Listed records:
--- begin ---
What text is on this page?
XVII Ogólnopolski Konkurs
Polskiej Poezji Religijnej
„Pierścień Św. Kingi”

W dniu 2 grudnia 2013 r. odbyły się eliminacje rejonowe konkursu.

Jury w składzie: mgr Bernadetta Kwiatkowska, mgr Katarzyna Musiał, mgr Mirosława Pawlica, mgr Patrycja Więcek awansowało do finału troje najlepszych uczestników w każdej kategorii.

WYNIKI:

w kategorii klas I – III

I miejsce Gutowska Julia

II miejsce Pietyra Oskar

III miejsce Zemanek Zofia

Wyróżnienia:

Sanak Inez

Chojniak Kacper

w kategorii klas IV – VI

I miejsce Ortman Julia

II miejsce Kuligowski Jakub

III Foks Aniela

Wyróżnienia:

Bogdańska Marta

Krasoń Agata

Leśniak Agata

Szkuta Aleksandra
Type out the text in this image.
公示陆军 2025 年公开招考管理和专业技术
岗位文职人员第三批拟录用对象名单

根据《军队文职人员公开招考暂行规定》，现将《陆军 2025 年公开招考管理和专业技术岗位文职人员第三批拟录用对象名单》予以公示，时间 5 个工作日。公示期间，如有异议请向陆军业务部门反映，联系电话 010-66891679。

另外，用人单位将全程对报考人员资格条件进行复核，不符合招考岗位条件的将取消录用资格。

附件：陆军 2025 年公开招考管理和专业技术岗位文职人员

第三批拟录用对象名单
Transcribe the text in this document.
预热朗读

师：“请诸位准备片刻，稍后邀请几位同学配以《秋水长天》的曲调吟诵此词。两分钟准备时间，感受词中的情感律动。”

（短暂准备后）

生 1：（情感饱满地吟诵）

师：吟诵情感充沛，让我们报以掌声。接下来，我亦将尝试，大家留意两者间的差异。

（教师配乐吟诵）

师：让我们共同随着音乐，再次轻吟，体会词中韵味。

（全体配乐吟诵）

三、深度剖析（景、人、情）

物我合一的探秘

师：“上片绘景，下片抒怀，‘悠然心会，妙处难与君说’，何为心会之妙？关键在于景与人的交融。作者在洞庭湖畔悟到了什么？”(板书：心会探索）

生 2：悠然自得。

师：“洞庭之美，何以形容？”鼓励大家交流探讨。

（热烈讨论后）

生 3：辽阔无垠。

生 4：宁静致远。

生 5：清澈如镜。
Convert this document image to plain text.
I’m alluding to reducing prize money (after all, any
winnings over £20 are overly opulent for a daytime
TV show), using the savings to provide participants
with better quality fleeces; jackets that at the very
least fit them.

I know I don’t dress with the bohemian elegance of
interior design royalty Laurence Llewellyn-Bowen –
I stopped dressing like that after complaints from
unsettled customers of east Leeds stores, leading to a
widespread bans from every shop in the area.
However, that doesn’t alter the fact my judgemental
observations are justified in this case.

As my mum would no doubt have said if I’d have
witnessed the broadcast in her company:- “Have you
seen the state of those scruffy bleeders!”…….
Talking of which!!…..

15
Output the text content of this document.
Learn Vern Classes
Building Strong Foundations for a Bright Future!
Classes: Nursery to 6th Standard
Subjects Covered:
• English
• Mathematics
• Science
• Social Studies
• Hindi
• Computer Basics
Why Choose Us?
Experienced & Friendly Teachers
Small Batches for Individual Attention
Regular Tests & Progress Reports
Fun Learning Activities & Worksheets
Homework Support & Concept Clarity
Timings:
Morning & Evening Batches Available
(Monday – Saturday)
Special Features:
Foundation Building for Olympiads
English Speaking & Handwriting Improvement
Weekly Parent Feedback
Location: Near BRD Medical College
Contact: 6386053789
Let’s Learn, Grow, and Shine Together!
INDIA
--- end ---
Your goal: Reproduce the listing in full. Keep it exactly as written.

Task output:
What text is on this page?
XVII Ogólnopolski Konkurs
Polskiej Poezji Religijnej
„Pierścień Św. Kingi”

W dniu 2 grudnia 2013 r. odbyły się eliminacje rejonowe konkursu.

Jury w składzie: mgr Bernadetta Kwiatkowska, mgr Katarzyna Musiał, mgr Mirosława Pawlica, mgr Patrycja Więcek awansowało do finału troje najlepszych uczestników w każdej kategorii.

WYNIKI:

w kategorii klas I – III

I miejsce Gutowska Julia

II miejsce Pietyra Oskar

III miejsce Zemanek Zofia

Wyróżnienia:

Sanak Inez

Chojniak Kacper

w kategorii klas IV – VI

I miejsce Ortman Julia

II miejsce Kuligowski Jakub

III Foks Aniela

Wyróżnienia:

Bogdańska Marta

Krasoń Agata

Leśniak Agata

Szkuta Aleksandra
Type out the text in this image.
公示陆军 2025 年公开招考管理和专业技术
岗位文职人员第三批拟录用对象名单

根据《军队文职人员公开招考暂行规定》，现将《陆军 2025 年公开招考管理和专业技术岗位文职人员第三批拟录用对象名单》予以公示，时间 5 个工作日。公示期间，如有异议请向陆军业务部门反映，联系电话 010-66891679。

另外，用人单位将全程对报考人员资格条件进行复核，不符合招考岗位条件的将取消录用资格。

附件：陆军 2025 年公开招考管理和专业技术岗位文职人员

第三批拟录用对象名单
Transcribe the text in this document.
预热朗读

师：“请诸位准备片刻，稍后邀请几位同学配以《秋水长天》的曲调吟诵此词。两分钟准备时间，感受词中的情感律动。”

（短暂准备后）

生 1：（情感饱满地吟诵）

师：吟诵情感充沛，让我们报以掌声。接下来，我亦将尝试，大家留意两者间的差异。

（教师配乐吟诵）

师：让我们共同随着音乐，再次轻吟，体会词中韵味。

（全体配乐吟诵）

三、深度剖析（景、人、情）

物我合一的探秘

师：“上片绘景，下片抒怀，‘悠然心会，妙处难与君说’，何为心会之妙？关键在于景与人的交融。作者在洞庭湖畔悟到了什么？”(板书：心会探索）

生 2：悠然自得。

师：“洞庭之美，何以形容？”鼓励大家交流探讨。

（热烈讨论后）

生 3：辽阔无垠。

生 4：宁静致远。

生 5：清澈如镜。
Convert this document image to plain text.
I’m alluding to reducing prize money (after all, any
winnings over £20 are overly opulent for a daytime
TV show), using the savings to provide participants
with better quality fleeces; jackets that at the very
least fit them.

I know I don’t dress with the bohemian elegance of
interior design royalty Laurence Llewellyn-Bowen –
I stopped dressing like that after complaints from
unsettled customers of east Leeds stores, leading to a
widespread bans from every shop in the area.
However, that doesn’t alter the fact my judgemental
observations are justified in this case.

As my mum would no doubt have said if I’d have
witnessed the broadcast in her company:- “Have you
seen the state of those scruffy bleeders!”…….
Talking of which!!…..

15
Output the text content of this document.
Learn Vern Classes
Building Strong Foundations for a Bright Future!
Classes: Nursery to 6th Standard
Subjects Covered:
• English
• Mathematics
• Science
• Social Studies
• Hindi
• Computer Basics
Why Choose Us?
Experienced & Friendly Teachers
Small Batches for Individual Attention
Regular Tests & Progress Reports
Fun Learning Activities & Worksheets
Homework Support & Concept Clarity
Timings:
Morning & Evening Batches Available
(Monday – Saturday)
Special Features:
Foundation Building for Olympiads
English Speaking & Handwriting Improvement
Weekly Parent Feedback
Location: Near BRD Medical College
Contact: 6386053789
Let’s Learn, Grow, and Shine Together!
INDIA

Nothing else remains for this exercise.